:: The exercise ::
Write out all lines holding the word "screenshot".

:: Dataset records ::
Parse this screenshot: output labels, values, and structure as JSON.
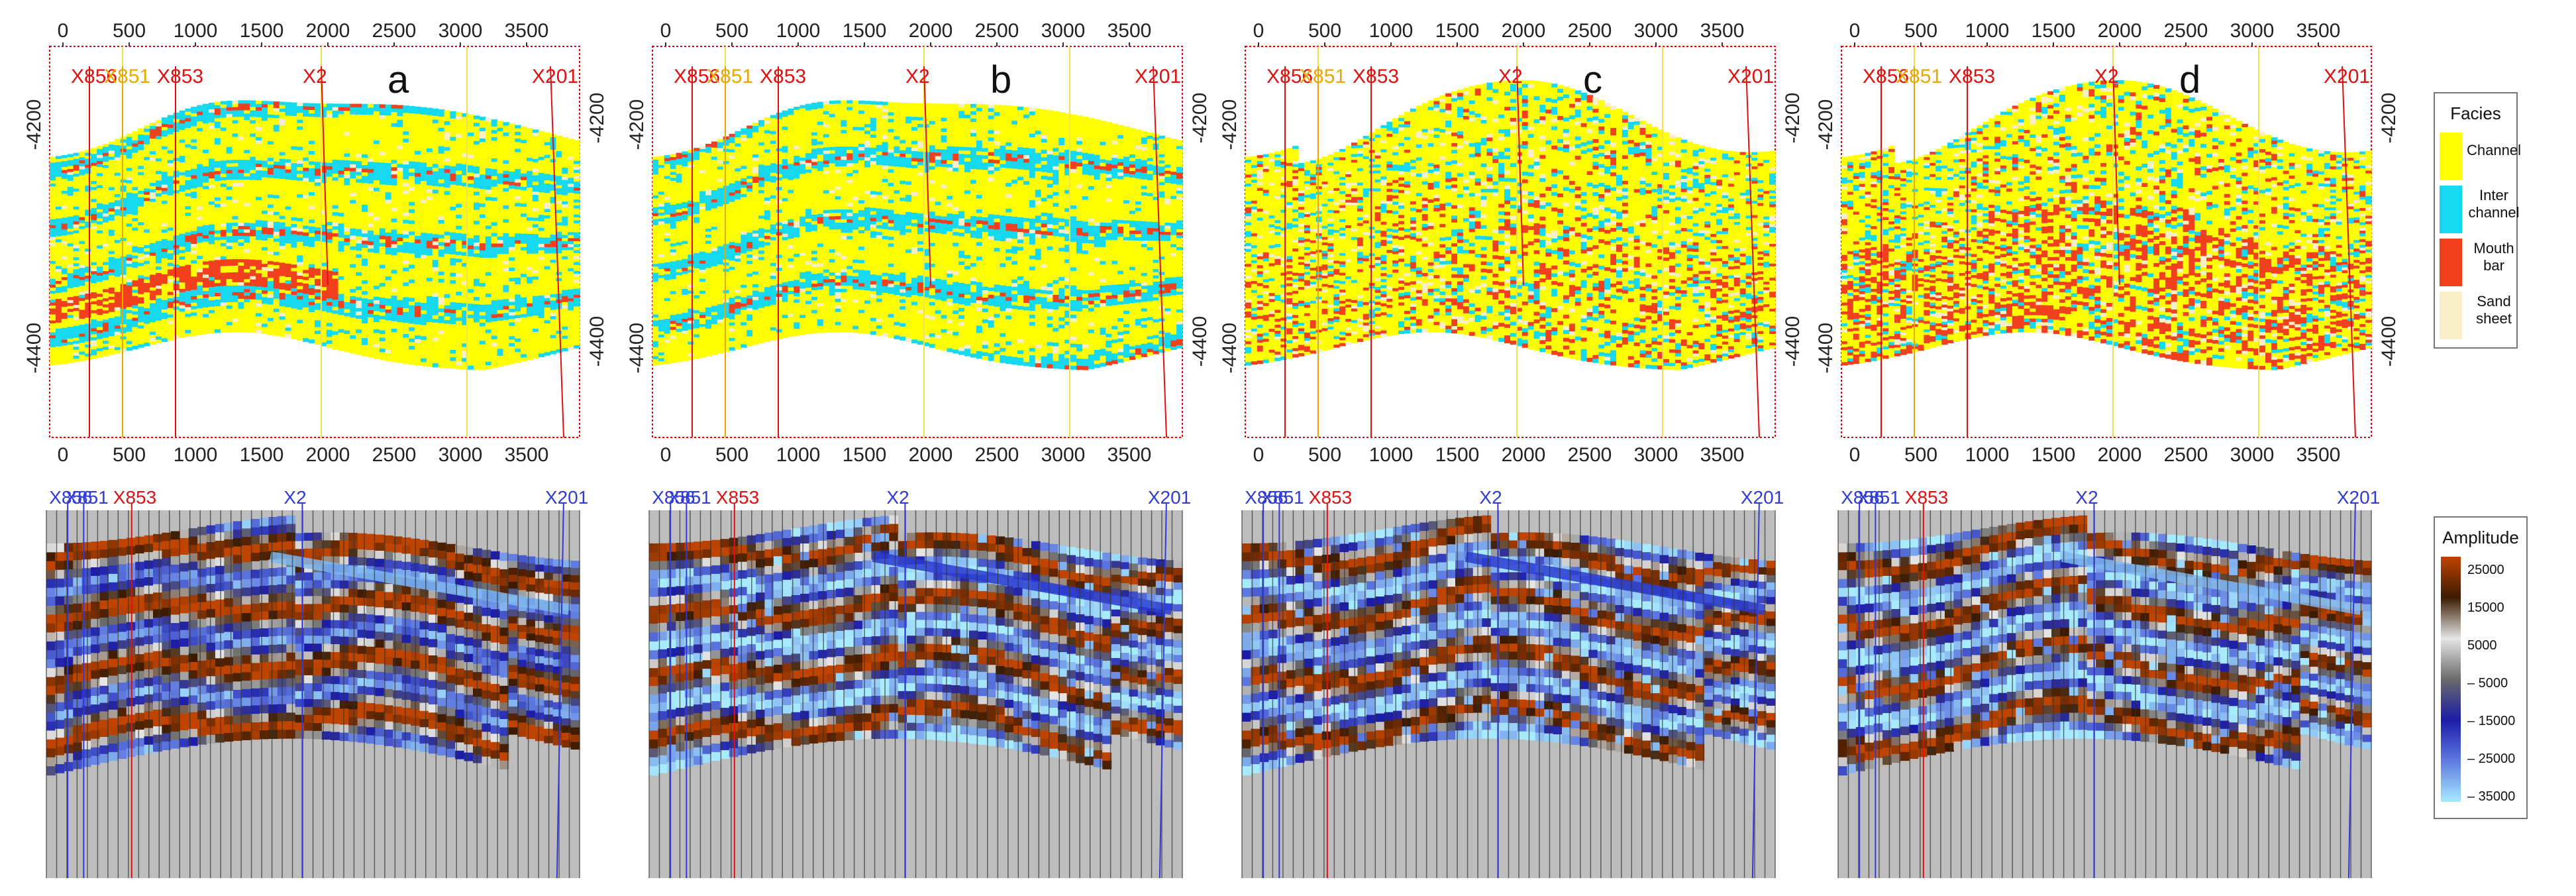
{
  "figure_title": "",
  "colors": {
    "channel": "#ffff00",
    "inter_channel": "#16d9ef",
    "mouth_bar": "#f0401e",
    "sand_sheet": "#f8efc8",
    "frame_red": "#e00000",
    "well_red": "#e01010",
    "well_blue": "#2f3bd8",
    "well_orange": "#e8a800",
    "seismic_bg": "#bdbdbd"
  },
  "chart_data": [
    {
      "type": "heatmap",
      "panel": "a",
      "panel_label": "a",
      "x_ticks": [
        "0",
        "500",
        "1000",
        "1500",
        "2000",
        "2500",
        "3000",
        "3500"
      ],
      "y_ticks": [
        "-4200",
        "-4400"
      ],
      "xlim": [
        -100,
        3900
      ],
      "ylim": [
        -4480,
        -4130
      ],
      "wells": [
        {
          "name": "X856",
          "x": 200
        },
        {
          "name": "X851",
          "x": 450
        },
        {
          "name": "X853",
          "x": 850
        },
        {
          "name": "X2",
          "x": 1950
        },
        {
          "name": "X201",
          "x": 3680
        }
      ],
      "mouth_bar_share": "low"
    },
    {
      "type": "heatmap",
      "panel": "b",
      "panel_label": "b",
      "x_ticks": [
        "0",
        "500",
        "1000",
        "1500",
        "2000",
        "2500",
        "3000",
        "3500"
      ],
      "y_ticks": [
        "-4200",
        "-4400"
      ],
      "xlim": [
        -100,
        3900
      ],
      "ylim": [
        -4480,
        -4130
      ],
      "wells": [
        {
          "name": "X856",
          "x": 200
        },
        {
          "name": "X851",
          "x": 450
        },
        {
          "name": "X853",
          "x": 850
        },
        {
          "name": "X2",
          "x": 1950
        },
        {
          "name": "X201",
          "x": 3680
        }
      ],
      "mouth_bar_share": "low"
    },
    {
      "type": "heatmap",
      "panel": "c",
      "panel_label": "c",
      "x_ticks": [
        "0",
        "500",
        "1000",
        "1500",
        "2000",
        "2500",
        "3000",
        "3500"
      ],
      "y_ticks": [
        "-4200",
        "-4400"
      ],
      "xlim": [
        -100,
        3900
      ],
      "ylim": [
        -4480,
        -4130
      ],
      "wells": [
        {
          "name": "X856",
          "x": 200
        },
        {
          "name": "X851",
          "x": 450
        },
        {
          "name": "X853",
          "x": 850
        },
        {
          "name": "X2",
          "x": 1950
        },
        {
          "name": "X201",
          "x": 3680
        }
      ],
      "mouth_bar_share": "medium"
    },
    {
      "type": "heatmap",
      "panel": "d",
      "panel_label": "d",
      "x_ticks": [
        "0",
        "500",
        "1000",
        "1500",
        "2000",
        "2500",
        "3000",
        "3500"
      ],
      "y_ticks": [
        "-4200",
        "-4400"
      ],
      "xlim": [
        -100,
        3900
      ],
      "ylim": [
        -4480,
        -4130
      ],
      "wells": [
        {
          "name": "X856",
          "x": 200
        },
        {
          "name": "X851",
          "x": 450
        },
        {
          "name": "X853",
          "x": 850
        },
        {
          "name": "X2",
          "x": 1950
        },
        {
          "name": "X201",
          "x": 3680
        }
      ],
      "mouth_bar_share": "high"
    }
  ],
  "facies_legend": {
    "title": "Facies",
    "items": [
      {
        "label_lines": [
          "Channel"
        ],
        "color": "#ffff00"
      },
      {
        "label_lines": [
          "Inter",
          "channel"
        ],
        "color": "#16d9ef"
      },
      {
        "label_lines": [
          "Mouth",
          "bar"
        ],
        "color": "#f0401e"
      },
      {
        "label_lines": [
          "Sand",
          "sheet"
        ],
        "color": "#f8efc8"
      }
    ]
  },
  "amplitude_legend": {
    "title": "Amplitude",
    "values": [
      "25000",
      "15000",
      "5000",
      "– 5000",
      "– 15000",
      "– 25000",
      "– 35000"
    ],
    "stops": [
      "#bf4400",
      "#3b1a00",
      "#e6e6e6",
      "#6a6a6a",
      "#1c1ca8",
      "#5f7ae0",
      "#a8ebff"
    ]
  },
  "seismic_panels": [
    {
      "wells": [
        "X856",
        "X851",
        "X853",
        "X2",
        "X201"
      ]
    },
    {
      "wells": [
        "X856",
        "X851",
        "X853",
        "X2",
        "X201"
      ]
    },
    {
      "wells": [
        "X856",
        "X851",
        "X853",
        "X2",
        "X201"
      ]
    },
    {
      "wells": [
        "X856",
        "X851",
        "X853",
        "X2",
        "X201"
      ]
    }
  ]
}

...

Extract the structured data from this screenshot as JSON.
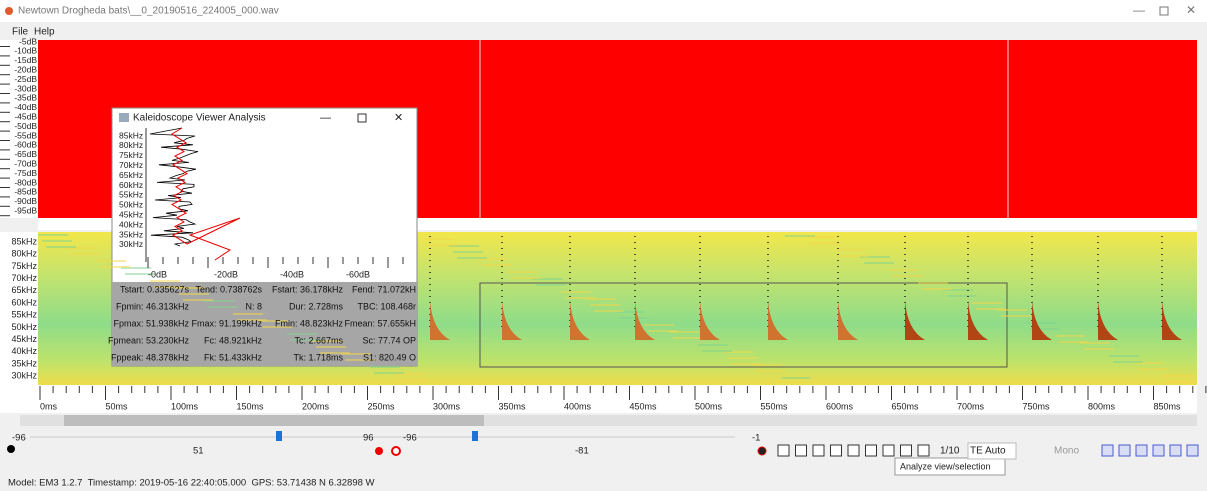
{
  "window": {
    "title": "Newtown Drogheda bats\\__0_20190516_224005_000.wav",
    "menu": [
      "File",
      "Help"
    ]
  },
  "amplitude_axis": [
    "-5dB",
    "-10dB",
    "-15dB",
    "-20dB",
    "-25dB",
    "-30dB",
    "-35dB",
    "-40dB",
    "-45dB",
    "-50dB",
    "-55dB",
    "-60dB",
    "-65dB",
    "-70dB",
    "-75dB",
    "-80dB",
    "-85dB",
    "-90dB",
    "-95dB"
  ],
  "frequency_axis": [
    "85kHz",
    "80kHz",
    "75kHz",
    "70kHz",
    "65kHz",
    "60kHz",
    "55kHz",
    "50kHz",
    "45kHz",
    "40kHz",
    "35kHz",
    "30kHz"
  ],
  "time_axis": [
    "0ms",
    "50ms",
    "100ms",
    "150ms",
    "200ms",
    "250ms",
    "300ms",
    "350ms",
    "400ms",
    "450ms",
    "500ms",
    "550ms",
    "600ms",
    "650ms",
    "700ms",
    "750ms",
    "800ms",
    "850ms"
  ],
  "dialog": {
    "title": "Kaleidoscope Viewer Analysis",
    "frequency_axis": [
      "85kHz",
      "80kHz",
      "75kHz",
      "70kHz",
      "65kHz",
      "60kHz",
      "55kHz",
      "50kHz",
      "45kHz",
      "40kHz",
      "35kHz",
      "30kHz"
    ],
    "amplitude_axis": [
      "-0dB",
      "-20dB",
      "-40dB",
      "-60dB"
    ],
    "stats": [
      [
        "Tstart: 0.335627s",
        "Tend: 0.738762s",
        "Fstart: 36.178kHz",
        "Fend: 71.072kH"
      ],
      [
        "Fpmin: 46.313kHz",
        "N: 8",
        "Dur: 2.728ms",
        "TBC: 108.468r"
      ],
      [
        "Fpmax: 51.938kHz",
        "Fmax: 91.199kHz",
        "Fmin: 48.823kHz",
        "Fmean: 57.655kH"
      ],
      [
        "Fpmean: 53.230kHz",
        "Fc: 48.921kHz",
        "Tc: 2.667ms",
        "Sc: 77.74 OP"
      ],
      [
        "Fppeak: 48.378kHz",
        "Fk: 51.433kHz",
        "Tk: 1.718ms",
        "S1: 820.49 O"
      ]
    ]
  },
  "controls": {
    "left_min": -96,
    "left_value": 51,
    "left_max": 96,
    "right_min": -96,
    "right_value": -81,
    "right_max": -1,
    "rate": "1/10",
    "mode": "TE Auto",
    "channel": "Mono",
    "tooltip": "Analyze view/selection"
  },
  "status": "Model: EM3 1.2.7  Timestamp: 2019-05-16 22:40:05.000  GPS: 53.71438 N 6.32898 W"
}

:: Output below ::
Parse this screenshot: output labels, values, and structure as JSON.
Extract the structured data from this screenshot as JSON.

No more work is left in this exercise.